* _Exercise aim_:
Only lines with the string "type" matter here; gather them from the material below.

[Entries from a visual dataset]
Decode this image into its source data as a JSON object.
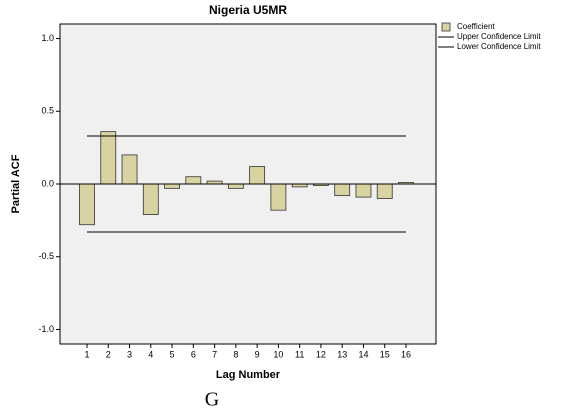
{
  "chart_data": {
    "type": "bar",
    "title": "Nigeria U5MR",
    "x_label": "Lag Number",
    "y_label": "Partial ACF",
    "caption": "G",
    "categories": [
      "1",
      "2",
      "3",
      "4",
      "5",
      "6",
      "7",
      "8",
      "9",
      "10",
      "11",
      "12",
      "13",
      "14",
      "15",
      "16"
    ],
    "series": [
      {
        "name": "Coefficient",
        "type": "bar",
        "color": "#d8d3a0",
        "values": [
          -0.28,
          0.36,
          0.2,
          -0.21,
          -0.03,
          0.05,
          0.02,
          -0.03,
          0.12,
          -0.18,
          -0.02,
          -0.01,
          -0.08,
          -0.09,
          -0.1,
          0.01
        ]
      },
      {
        "name": "Upper Confidence Limit",
        "type": "line",
        "color": "#000000",
        "values": [
          0.33,
          0.33,
          0.33,
          0.33,
          0.33,
          0.33,
          0.33,
          0.33,
          0.33,
          0.33,
          0.33,
          0.33,
          0.33,
          0.33,
          0.33,
          0.33
        ]
      },
      {
        "name": "Lower Confidence Limit",
        "type": "line",
        "color": "#000000",
        "values": [
          -0.33,
          -0.33,
          -0.33,
          -0.33,
          -0.33,
          -0.33,
          -0.33,
          -0.33,
          -0.33,
          -0.33,
          -0.33,
          -0.33,
          -0.33,
          -0.33,
          -0.33,
          -0.33
        ]
      }
    ],
    "ylim": [
      -1.1,
      1.1
    ],
    "yticks": [
      {
        "value": -1,
        "label": "-1.0"
      },
      -0.5,
      {
        "value": 0,
        "label": "0.0"
      },
      0.5,
      {
        "value": 1,
        "label": "1.0"
      }
    ],
    "legend": "right",
    "background": "#f0f0f0"
  }
}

* _Full solution_:
    "type": "bar",
        "type": "bar",
        "type": "line",
        "type": "line",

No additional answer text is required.